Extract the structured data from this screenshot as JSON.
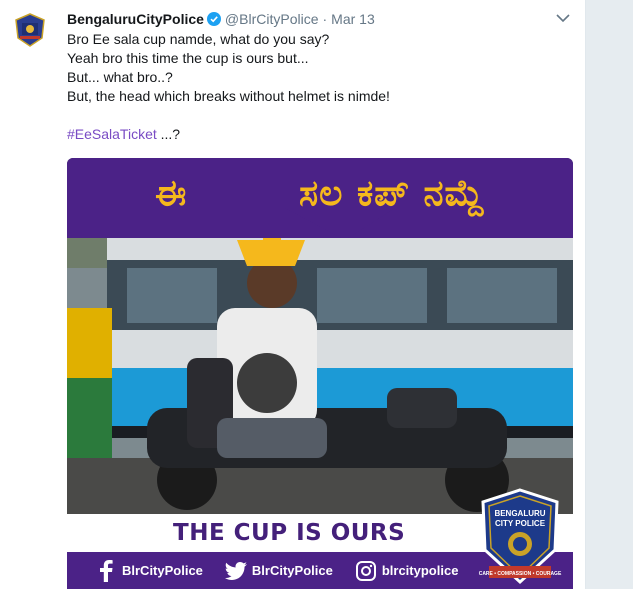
{
  "tweet": {
    "author_name": "BengaluruCityPolice",
    "handle": "@BlrCityPolice",
    "separator": "·",
    "time": "Mar 13",
    "lines": [
      "Bro Ee sala cup namde, what do you say?",
      "Yeah bro this time the cup is ours but...",
      "But... what bro..?",
      "But, the head which breaks without helmet is nimde!"
    ],
    "hashtag": "#EeSalaTicket",
    "hashtag_suffix": " ...?"
  },
  "media": {
    "kannada_left": "ಈ",
    "kannada_right": "ಸಲ ಕಪ್ ನಮ್ದೆ",
    "cup_text": "THE CUP IS OURS",
    "social": [
      {
        "icon": "facebook-icon",
        "label": "BlrCityPolice"
      },
      {
        "icon": "twitter-icon",
        "label": "BlrCityPolice"
      },
      {
        "icon": "instagram-icon",
        "label": "blrcitypolice"
      }
    ],
    "badge": {
      "top_text": "BENGALURU",
      "main_text": "CITY POLICE",
      "motto": "CARE • COMPASSION • COURAGE"
    }
  },
  "colors": {
    "banner_purple": "#4b2287",
    "gold": "#f5b81c",
    "hashtag": "#794bc4",
    "verified_blue": "#1da1f2"
  }
}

————————

EXERCISE DETAILS
Pictures in the records above should not be copied. Repeat everything else exactly.

RESULT OF THIS EXERCISE
Extract the structured data from this screenshot as JSON.
{
  "tweet": {
    "author_name": "BengaluruCityPolice",
    "handle": "@BlrCityPolice",
    "separator": "·",
    "time": "Mar 13",
    "lines": [
      "Bro Ee sala cup namde, what do you say?",
      "Yeah bro this time the cup is ours but...",
      "But... what bro..?",
      "But, the head which breaks without helmet is nimde!"
    ],
    "hashtag": "#EeSalaTicket",
    "hashtag_suffix": " ...?"
  },
  "media": {
    "kannada_left": "ಈ",
    "kannada_right": "ಸಲ ಕಪ್ ನಮ್ದೆ",
    "cup_text": "THE CUP IS OURS",
    "social": [
      {
        "icon": "facebook-icon",
        "label": "BlrCityPolice"
      },
      {
        "icon": "twitter-icon",
        "label": "BlrCityPolice"
      },
      {
        "icon": "instagram-icon",
        "label": "blrcitypolice"
      }
    ],
    "badge": {
      "top_text": "BENGALURU",
      "main_text": "CITY POLICE",
      "motto": "CARE • COMPASSION • COURAGE"
    }
  },
  "colors": {
    "banner_purple": "#4b2287",
    "gold": "#f5b81c",
    "hashtag": "#794bc4",
    "verified_blue": "#1da1f2"
  }
}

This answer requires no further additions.